──────── Исходный текст ────────

Вот это очень важный вопрос. Дело в том, что Третьего завета (после Завета закона и Завета милосердия приходит Завет культуры) ожидали в начале века очень многие. И убедительнее другие это обосновывал Мережковский. Стругацкие писали, что на смену Человеку разумному придет Человек воспитанный. А собственно культура и занимается воспитанием человека. Да, я думаю, что Третий завет — это завет культуры.
Какое влияние окажет? Ну, прежде всего это будет такой настоящий спурт, настоящий безумный рост гуманитарных наук, влияние гуманитарных наук на мир. Технократия пойдет своим путем, и от техники мы никуда не денемся. Мне близка довольно мысль Татьяны Друбич о том, что, как вот век девятнадцатый был веком физики, двадцатый — веком технологий и веком, может быть, химии, отчасти так, а двадцать первый станет веком биологии. У меня есть сильное подозрение, что век биологии не состоится без некой новой этики, без новых этических концепций.

──────── Исходные данные ────────

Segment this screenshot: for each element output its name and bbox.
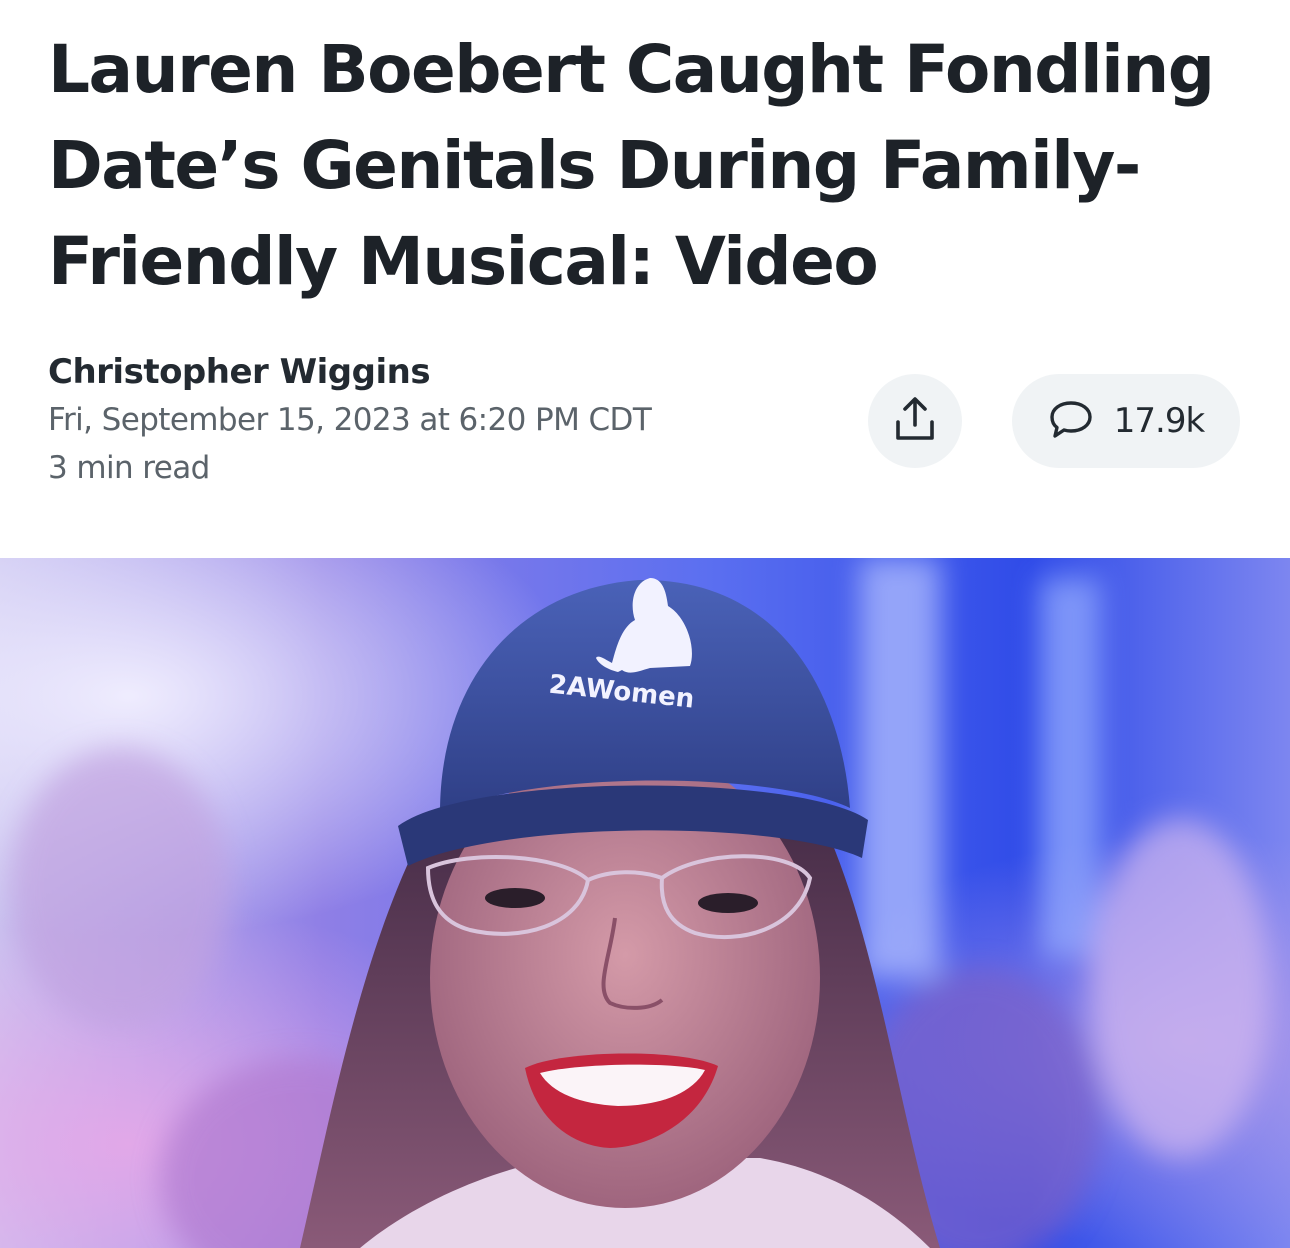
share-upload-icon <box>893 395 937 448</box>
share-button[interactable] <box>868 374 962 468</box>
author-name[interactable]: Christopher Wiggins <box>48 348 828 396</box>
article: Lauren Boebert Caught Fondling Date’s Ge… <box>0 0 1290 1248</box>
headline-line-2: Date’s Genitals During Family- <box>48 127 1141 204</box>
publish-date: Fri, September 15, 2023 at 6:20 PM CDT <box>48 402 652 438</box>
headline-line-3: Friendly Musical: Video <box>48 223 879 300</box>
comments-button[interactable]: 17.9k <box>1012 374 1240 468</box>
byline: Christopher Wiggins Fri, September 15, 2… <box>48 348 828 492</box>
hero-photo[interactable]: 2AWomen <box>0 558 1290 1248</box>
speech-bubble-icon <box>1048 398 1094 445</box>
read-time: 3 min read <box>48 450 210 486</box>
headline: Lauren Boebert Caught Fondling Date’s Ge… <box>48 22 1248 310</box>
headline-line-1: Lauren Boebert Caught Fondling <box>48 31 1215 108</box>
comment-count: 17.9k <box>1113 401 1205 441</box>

────────

Задание 1: Перечислите все заветы, которые названы во фрагменте о Третьем завете.
Задание 2: Выведите нумерованным списком строки из данных о границах областей, начиная со строки, которая содержит «share-upload-icon <box>893 395 937 448</box>», и заканчивая последней строкой этих данных. Пустые строки пропустите.

Правильный ответ 1: Завет закона, Завет милосердия, Завет культуры (Третий завет).

Правильный ответ 2:
1. share-upload-icon <box>893 395 937 448</box>
2. share-button[interactable] <box>868 374 962 468</box>
3. author-name[interactable]: Christopher Wiggins <box>48 348 828 396</box>
4. article: Lauren Boebert Caught Fondling Date’s Ge… <box>0 0 1290 1248</box>
5. headline-line-2: Date’s Genitals During Family- <box>48 127 1141 204</box>
6. publish-date: Fri, September 15, 2023 at 6:20 PM CDT <box>48 402 652 438</box>
7. headline-line-3: Friendly Musical: Video <box>48 223 879 300</box>
8. comments-button[interactable]: 17.9k <box>1012 374 1240 468</box>
9. byline: Christopher Wiggins Fri, September 15, 2… <box>48 348 828 492</box>
10. hero-photo[interactable]: 2AWomen <box>0 558 1290 1248</box>
11. speech-bubble-icon <box>1048 398 1094 445</box>
12. read-time: 3 min read <box>48 450 210 486</box>
13. headline: Lauren Boebert Caught Fondling Date’s Ge… <box>48 22 1248 310</box>
14. headline-line-1: Lauren Boebert Caught Fondling <box>48 31 1215 108</box>
15. comment-count: 17.9k <box>1113 401 1205 441</box>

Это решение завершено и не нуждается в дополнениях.